* GIVEN PROBLEM
Return the listing word for word, as given.

--- Start AVAILABLE RECORDS ---

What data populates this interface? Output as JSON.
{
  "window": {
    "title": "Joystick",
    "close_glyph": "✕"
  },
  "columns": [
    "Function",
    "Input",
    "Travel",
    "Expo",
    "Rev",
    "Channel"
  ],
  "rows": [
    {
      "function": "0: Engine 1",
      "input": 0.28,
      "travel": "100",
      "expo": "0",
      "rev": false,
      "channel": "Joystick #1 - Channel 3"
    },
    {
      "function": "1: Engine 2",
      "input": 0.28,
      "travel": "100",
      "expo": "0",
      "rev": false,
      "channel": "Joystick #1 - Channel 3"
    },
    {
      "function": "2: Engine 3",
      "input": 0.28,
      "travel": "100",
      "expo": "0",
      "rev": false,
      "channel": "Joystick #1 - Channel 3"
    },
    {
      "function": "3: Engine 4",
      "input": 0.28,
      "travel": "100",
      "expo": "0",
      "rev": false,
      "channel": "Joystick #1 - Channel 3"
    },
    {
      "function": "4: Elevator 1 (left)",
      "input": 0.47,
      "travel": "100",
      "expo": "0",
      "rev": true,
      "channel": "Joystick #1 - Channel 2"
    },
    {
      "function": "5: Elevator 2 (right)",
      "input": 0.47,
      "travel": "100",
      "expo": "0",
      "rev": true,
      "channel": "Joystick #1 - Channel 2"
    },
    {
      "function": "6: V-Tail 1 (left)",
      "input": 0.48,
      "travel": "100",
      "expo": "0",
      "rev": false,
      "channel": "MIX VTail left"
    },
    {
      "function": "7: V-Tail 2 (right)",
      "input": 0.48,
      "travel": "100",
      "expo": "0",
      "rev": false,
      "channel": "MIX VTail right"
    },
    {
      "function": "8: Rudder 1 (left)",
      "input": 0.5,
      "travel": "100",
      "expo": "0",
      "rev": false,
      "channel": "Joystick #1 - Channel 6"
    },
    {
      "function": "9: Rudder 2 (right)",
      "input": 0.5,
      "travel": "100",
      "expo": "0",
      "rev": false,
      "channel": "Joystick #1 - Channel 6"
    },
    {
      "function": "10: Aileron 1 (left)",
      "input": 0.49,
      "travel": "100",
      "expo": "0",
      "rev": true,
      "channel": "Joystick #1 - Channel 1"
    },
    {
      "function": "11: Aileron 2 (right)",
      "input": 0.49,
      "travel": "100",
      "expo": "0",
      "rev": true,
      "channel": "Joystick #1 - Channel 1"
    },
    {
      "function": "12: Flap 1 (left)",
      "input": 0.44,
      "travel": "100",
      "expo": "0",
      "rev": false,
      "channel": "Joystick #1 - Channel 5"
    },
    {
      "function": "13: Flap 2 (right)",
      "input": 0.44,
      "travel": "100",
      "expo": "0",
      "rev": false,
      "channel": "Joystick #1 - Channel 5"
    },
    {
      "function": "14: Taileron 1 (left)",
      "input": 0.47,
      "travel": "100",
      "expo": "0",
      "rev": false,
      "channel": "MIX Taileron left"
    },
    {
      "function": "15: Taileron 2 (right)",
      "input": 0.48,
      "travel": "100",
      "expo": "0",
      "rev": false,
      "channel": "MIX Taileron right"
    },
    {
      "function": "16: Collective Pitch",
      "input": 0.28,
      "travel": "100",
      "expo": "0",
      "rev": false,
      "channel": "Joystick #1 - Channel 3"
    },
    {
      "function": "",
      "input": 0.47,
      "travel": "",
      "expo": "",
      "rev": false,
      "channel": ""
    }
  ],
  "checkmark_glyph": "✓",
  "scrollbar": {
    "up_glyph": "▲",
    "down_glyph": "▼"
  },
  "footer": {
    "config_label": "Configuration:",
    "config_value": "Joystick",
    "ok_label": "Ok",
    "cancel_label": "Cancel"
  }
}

--- End AVAILABLE RECORDS ---

* FINAL RESULT
What data populates this interface? Output as JSON.
{
  "window": {
    "title": "Joystick",
    "close_glyph": "✕"
  },
  "columns": [
    "Function",
    "Input",
    "Travel",
    "Expo",
    "Rev",
    "Channel"
  ],
  "rows": [
    {
      "function": "0: Engine 1",
      "input": 0.28,
      "travel": "100",
      "expo": "0",
      "rev": false,
      "channel": "Joystick #1 - Channel 3"
    },
    {
      "function": "1: Engine 2",
      "input": 0.28,
      "travel": "100",
      "expo": "0",
      "rev": false,
      "channel": "Joystick #1 - Channel 3"
    },
    {
      "function": "2: Engine 3",
      "input": 0.28,
      "travel": "100",
      "expo": "0",
      "rev": false,
      "channel": "Joystick #1 - Channel 3"
    },
    {
      "function": "3: Engine 4",
      "input": 0.28,
      "travel": "100",
      "expo": "0",
      "rev": false,
      "channel": "Joystick #1 - Channel 3"
    },
    {
      "function": "4: Elevator 1 (left)",
      "input": 0.47,
      "travel": "100",
      "expo": "0",
      "rev": true,
      "channel": "Joystick #1 - Channel 2"
    },
    {
      "function": "5: Elevator 2 (right)",
      "input": 0.47,
      "travel": "100",
      "expo": "0",
      "rev": true,
      "channel": "Joystick #1 - Channel 2"
    },
    {
      "function": "6: V-Tail 1 (left)",
      "input": 0.48,
      "travel": "100",
      "expo": "0",
      "rev": false,
      "channel": "MIX VTail left"
    },
    {
      "function": "7: V-Tail 2 (right)",
      "input": 0.48,
      "travel": "100",
      "expo": "0",
      "rev": false,
      "channel": "MIX VTail right"
    },
    {
      "function": "8: Rudder 1 (left)",
      "input": 0.5,
      "travel": "100",
      "expo": "0",
      "rev": false,
      "channel": "Joystick #1 - Channel 6"
    },
    {
      "function": "9: Rudder 2 (right)",
      "input": 0.5,
      "travel": "100",
      "expo": "0",
      "rev": false,
      "channel": "Joystick #1 - Channel 6"
    },
    {
      "function": "10: Aileron 1 (left)",
      "input": 0.49,
      "travel": "100",
      "expo": "0",
      "rev": true,
      "channel": "Joystick #1 - Channel 1"
    },
    {
      "function": "11: Aileron 2 (right)",
      "input": 0.49,
      "travel": "100",
      "expo": "0",
      "rev": true,
      "channel": "Joystick #1 - Channel 1"
    },
    {
      "function": "12: Flap 1 (left)",
      "input": 0.44,
      "travel": "100",
      "expo": "0",
      "rev": false,
      "channel": "Joystick #1 - Channel 5"
    },
    {
      "function": "13: Flap 2 (right)",
      "input": 0.44,
      "travel": "100",
      "expo": "0",
      "rev": false,
      "channel": "Joystick #1 - Channel 5"
    },
    {
      "function": "14: Taileron 1 (left)",
      "input": 0.47,
      "travel": "100",
      "expo": "0",
      "rev": false,
      "channel": "MIX Taileron left"
    },
    {
      "function": "15: Taileron 2 (right)",
      "input": 0.48,
      "travel": "100",
      "expo": "0",
      "rev": false,
      "channel": "MIX Taileron right"
    },
    {
      "function": "16: Collective Pitch",
      "input": 0.28,
      "travel": "100",
      "expo": "0",
      "rev": false,
      "channel": "Joystick #1 - Channel 3"
    },
    {
      "function": "",
      "input": 0.47,
      "travel": "",
      "expo": "",
      "rev": false,
      "channel": ""
    }
  ],
  "checkmark_glyph": "✓",
  "scrollbar": {
    "up_glyph": "▲",
    "down_glyph": "▼"
  },
  "footer": {
    "config_label": "Configuration:",
    "config_value": "Joystick",
    "ok_label": "Ok",
    "cancel_label": "Cancel"
  }
}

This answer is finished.